▸ Text:
- - -
Here's to Mexico's roots

I entered my first small-town pulqueria, a place called Sal Si Puedes, with trepidation. The name itself was a warning: "Escape if You Can." Two toothless patrons teetering on bar stools gazed as I ordered a pulque. The bartender handed me a chipped mug brimming with a viscous, milky liquid. Its warm, slimy, acrid taste made me want to spit it out. But all eyes were upon me. I managed to quaff enough to impart a pleasant buzz -- hmm, this is starting to taste better, I thought to myself. I paid my 3 pesos and made my escape.

Pulque, popular as a workingman's drink since the time of the Aztecs, slowly lost its appeal as beer, tequila and mezcal took over. Pulquerias became dives, the lowest places to drink into oblivion. Women rarely entered but could buy the drink discreetly from small side windows. Gradually, the number of pulquerias in the Mexico City area dwindled from hundreds to a few dozen.

But in the last 10 years, pulquerias have been making a comeback. Mexico's Facebook generation is embracing and celebrating its culture in ways unknown to its parents, for whom European or American tastes set the standards of chic.

Older, distinctly Mexican traditions are now seen as cool. Pulquerias such as La Risa, the city's oldest, in business since 1905, and Las Duelistas, with its Aztec-inspired murals, have become fashionable places for young people to meet. One of Mexico's newest pulquerias, Expendio de Pulques Finos Insurgentes, was opened last year by a group of college-educated idealists whose agenda is to preserve and promote this age-old elixir. Of course, all three places have Facebook pages.

Pulque is fermented agua miel, the fresh sap of the maguey cactus (the same one used to make tequila and mezcal). The result is translucent milky-white, viscous, vaguely effervescent. It has a piquant, yeasty taste with just a hint of sweetness. Though the alcoholic content is low, from 2% to 8%, it can catch up with you -- pulqueria patrons drink liters of the stuff.

Pulque comes two ways: plain or flavored. Known as curados, flavored pulques may use strawberry, mango, guava, celery, beet or even oatmeal. Though many aficionados imbibe only the pure stuff, beginners may find curados more palatable.

Yeasty, constantly fermenting pulque is made fresh daily because it has a shelf life of less than 24 hours. Attempts to bottle it for export have met with limited success, although some pasteurized versions are available in the U.S., usually flavored and sweetened. So to sample true, fresh pulque, a trip to central Mexico is essential.

Most pulquerias offer botanas (snacks). For the price of a glass (less than $1), a satisfying meal can also be had. At Las Duelistas, which opened in 1930, a different botana, prepared by the bartenders, is served each day. Arturo Garrido Aldana, the third-generation owner, says that years ago, unusual "pre-Hispanic" dishes such as chapulines en salsa roja (grasshoppers in red sauce) were prepared.
- - -
▸ Raw data:
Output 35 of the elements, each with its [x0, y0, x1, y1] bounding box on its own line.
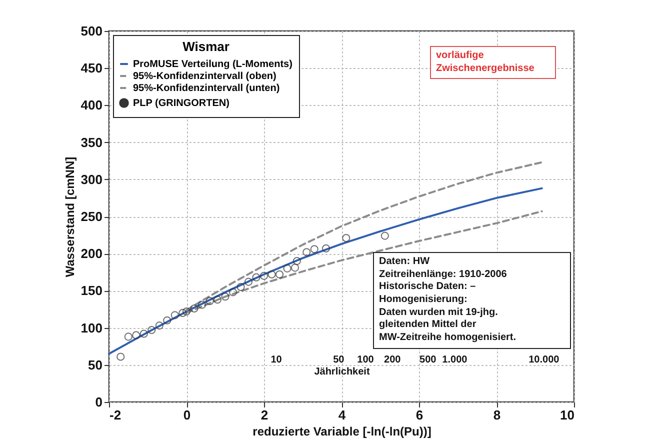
y-tick-label: 0 — [95, 394, 102, 410]
text-box: vorläufige Zwischenergebnisse — [430, 46, 556, 80]
x2-tick-label: 100 — [357, 354, 374, 366]
y-axis-title: Wasserstand [cmNN] — [62, 156, 77, 278]
x2-tick-label: 200 — [384, 354, 402, 366]
x-tick-label: 6 — [416, 408, 424, 422]
x-tick-label: 8 — [493, 408, 501, 422]
legend-label: ProMUSE Verteilung (L-Moments) — [133, 59, 292, 70]
y-tick-label: 150 — [80, 283, 102, 298]
y-tick-label: 50 — [88, 357, 102, 372]
x-tick-label: 2 — [260, 408, 268, 422]
text: Wismar — [182, 39, 230, 54]
x-tick-label: 4 — [338, 408, 346, 422]
x2-axis-title: Jährlichkeit — [314, 366, 370, 378]
y-tick-label: 500 — [80, 24, 102, 38]
x-axis-title: reduzierte Variable [-ln(-ln(Pu))] — [252, 424, 432, 438]
x2-tick-label: 500 — [420, 354, 437, 366]
legend-label: 95%-Konfidenzintervall (oben) — [133, 71, 276, 82]
text-box: Daten: HW Zeitreihenlänge: 1910-2006 Historische Daten: – Homogenisierung: Daten wurden mit 19-jhg. gleitenden Mittel der MW-Zeitreihe homogenisiert. — [373, 252, 571, 349]
x2-tick-label: 50 — [333, 354, 345, 366]
x-tick-label: 0 — [183, 408, 191, 422]
x2-tick-label: 10.000 — [528, 354, 560, 366]
x2-tick-label: 1.000 — [442, 354, 468, 366]
y-tick-label: 400 — [80, 98, 102, 113]
legend-label: PLP (GRINGORTEN) — [133, 98, 230, 109]
x-tick-label: -2 — [110, 408, 122, 422]
y-tick-label: 450 — [80, 60, 102, 76]
y-tick-label: 350 — [80, 134, 102, 150]
y-tick-label: 300 — [80, 172, 102, 187]
x2-tick-label: 10 — [270, 354, 282, 366]
y-tick-label: 200 — [80, 246, 102, 262]
y-tick-label: 100 — [80, 320, 102, 336]
y-tick-label: 250 — [80, 209, 102, 224]
x-tick-label: 10 — [560, 408, 574, 422]
legend-label: 95%-Konfidenzintervall (unten) — [133, 83, 280, 94]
- - -
▸ Exercise task A: Render this sentence from the pulque article into Spanish: "Pulque comes two ways: plain or flavored."
▸ Exercise task B: Write a continuation of the pulque article that picks up after its final sentence.
The records have no connection to the text about pulque.

▸ Written answer A: El pulque viene de dos formas: natural o con sabor.

▸ Written answer B:
Today's crowd is happy with less challenging fare. Most botanas are simple, light, inexpensive and easy to make at home. A taste of Don Arturo's black beans with nopalitos reveals a deceptively simple and extraordinarily earthy dish. Equally compelling is his essence-of-the-seashore caldo de camaron offered every Saturday.

Naturally, chefs going back to colonial times have included pulque in their preparations. The most common are chicken and pork in pulque as well as a few salsas. The lighter chicken dish is a variation of a standard European recipe calling for white wine, which wasn't widely available in Mexico before the 20th century. Cooks learned to adapt, substituting pulque for the wine. The pork stew, a festive dish, is dark, rich and chile-laden, like a mole without the seeds. Both are essentially and soulfully Mexican -- like pulque itself. Cooks without access to fresh pulque can adapt backward: substituting beer or wine will produce results close to the original.

Pulqueria La Pirata retains an authentic folksy atmosphere. For more than 60 years it has attracted old-timers and hipsters alike in the solidly middle-class neighborhood of Escandon. You enter through swinging saloon doors to a sun-dappled, tiled room painted in mismatched shades of blue and green. The floors are strewn with sawdust, an old wooden bar runs the length of one wall. The portly bartender, Don Santiago, has a look of languid boredom.

You order -- " un vaso de apio, por favor" ("a glass of celery-flavored pulque, please"). You're served a celadon green drink, the glass rim crowned with salt. The first sip goes down smoothly. It's sweet but not cloying, a little yeasty, tangy and fragrant of celery. The salt gives it a kick. It's easy to love -- a milkshake for grown-ups, an Aztec aperitif.

Finish the glass and order another; help yourself to a free taco. This is the real thing: aqui es Mexico.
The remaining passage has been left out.